> Goals
1) In the SQLite mailing-list thread, why is the "order by ID" clause in the example query described as probably unnecessary?
2) Rewrite the SQLite mailing-list thread from "On 10/14/10 11:15" to "ID is non-sequential.", putting "removing" in place of "deleting".

2010-10-14 Thread Kavita Raghunathan
I found an example:
Select * from  order by ID where limit 1 offset n-1

Will retreive the nth row.
In this case order by ID is probably not necessary as its already ordered
with a few missing rows.

Thank you!
Kavita

On 10/14/10 11:15 AM, "Kavita Raghunathan" 
wrote:

> Please see comment
> 
> 
> On 10/14/10 11:02 AM, "P Kishor"  wrote:
> 
> 
>>> Hello,
>>> I¹ve been adding and deleting rows from the sqlite database. Now the primary
>>> ID is non-sequential.
>>> 
>>> 
>>>  1.  How do I get the nth entry in the database
>>>  2.  AND, How do I get the first n rows from the database ?
>>> 
>> 
>> Both "nth" and "first n" depend upon the sort order. Sort the table
>> the way you want, and then get the nth or the first n (use
>> LIMIT/OFFSET) to get the desired rows.

> Material supplied
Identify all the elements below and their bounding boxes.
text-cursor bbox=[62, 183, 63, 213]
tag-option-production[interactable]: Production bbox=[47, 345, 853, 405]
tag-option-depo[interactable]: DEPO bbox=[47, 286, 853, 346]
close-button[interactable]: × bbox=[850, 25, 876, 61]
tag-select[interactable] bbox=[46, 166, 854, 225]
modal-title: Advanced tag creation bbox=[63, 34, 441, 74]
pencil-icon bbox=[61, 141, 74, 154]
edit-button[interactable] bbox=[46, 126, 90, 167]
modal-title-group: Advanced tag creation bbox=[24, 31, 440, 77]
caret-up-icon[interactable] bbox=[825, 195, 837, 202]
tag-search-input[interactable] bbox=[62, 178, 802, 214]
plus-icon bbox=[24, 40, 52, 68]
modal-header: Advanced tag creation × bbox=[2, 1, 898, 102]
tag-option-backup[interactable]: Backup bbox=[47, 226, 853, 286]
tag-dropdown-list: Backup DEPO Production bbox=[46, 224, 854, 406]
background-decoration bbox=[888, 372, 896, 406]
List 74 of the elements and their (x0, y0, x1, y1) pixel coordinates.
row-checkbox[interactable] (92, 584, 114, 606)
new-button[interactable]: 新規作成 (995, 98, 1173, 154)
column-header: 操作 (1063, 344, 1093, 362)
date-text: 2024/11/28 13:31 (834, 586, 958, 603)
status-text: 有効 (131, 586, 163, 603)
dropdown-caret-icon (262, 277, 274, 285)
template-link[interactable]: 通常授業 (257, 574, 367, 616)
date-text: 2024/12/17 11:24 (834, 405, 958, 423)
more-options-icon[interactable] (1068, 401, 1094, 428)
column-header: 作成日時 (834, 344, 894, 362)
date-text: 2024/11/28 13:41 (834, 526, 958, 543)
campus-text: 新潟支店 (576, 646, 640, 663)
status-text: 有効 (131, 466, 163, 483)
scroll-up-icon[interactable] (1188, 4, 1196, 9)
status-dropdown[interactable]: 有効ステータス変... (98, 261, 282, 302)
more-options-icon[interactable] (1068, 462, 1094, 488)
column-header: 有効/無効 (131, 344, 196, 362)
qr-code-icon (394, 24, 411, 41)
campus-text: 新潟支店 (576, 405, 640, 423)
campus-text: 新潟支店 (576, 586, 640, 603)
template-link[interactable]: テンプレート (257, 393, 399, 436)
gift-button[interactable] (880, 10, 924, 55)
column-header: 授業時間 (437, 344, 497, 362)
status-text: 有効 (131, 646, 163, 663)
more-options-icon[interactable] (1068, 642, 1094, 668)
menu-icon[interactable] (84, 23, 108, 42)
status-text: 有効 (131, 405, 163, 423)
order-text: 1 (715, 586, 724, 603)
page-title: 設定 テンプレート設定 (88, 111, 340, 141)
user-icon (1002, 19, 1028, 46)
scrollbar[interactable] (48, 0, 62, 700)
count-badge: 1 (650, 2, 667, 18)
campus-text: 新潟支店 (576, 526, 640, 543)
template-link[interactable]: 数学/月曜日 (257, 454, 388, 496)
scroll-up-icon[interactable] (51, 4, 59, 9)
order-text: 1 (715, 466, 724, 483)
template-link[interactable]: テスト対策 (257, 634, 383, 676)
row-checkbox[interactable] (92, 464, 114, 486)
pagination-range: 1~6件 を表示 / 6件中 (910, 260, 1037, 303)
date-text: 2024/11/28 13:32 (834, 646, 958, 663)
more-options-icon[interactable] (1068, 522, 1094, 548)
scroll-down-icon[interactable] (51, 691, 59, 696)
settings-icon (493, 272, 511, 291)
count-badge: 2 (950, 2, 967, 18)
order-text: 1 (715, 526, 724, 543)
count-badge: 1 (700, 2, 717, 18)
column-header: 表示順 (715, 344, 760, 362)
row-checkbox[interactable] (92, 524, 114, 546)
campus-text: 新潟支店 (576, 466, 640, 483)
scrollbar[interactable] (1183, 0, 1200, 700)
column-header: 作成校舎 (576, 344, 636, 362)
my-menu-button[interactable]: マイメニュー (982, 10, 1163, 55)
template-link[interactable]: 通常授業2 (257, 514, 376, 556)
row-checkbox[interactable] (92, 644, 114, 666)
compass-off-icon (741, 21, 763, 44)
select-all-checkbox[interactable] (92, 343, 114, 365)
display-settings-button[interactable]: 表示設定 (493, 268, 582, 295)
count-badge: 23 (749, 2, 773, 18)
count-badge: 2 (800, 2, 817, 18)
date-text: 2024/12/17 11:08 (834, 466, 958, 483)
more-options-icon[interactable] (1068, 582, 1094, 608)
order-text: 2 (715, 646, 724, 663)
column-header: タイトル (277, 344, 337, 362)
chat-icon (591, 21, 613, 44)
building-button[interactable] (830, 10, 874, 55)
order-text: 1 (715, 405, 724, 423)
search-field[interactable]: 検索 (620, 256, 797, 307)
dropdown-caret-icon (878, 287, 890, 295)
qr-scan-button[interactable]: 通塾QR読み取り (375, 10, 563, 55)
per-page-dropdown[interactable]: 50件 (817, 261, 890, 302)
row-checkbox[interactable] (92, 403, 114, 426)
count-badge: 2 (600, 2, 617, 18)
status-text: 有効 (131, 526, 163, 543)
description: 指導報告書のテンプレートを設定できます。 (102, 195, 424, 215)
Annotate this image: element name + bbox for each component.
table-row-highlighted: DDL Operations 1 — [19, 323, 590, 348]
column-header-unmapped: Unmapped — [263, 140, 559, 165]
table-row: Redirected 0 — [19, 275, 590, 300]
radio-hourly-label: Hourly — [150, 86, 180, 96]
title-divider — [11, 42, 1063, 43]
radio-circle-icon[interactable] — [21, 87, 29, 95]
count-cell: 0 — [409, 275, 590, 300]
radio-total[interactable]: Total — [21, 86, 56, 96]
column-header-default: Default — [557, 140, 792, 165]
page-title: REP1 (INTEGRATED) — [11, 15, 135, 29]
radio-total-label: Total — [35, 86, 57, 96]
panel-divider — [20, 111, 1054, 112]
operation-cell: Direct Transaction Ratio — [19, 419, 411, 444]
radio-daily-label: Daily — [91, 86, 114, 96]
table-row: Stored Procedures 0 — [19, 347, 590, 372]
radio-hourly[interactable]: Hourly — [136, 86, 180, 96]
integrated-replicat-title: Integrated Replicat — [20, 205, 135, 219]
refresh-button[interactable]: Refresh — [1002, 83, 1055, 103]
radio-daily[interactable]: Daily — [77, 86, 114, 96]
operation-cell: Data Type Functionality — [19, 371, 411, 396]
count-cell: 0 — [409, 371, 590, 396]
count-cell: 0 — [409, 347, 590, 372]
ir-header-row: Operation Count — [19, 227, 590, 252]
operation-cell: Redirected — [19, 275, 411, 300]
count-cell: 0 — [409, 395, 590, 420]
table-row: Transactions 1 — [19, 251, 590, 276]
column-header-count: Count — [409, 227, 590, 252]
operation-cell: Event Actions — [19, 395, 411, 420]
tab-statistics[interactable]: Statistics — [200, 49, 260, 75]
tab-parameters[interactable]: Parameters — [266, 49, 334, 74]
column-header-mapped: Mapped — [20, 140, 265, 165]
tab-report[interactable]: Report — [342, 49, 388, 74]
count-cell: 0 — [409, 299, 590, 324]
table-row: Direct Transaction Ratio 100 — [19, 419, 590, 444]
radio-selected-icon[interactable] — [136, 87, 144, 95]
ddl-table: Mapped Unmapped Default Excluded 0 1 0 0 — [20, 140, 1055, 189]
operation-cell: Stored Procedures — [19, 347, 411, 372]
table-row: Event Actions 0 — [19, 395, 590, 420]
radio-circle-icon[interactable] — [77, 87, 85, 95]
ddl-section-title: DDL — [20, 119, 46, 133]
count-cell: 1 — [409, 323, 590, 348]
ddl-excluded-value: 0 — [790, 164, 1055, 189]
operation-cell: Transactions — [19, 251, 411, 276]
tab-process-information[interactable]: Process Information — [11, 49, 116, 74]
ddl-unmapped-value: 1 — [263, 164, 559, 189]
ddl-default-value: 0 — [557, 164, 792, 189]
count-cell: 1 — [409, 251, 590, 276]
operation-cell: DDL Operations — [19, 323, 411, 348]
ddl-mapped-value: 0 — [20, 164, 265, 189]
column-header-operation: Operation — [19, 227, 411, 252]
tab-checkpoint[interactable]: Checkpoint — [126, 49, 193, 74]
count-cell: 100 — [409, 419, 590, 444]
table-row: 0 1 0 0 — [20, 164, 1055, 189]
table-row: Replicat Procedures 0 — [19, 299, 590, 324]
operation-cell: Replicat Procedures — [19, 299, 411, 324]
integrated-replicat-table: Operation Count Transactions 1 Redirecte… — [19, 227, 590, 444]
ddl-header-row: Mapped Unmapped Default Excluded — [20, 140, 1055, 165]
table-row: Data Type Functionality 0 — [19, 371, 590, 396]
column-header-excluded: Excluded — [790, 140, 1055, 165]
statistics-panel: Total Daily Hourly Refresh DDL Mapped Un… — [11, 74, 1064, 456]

> Outputs for the tasks
1) It is probably unnecessary because the rows are already ordered, with only a few missing rows.

2)
On 10/14/10 11:15 AM, "Kavita Raghunathan" 
wrote:

> Please see comment
> 
> 
> On 10/14/10 11:02 AM, "P Kishor"  wrote:
> 
> 
>>> Hello,
>>> I¹ve been adding and removing rows from the sqlite database. Now the primary
>>> ID is non-sequential.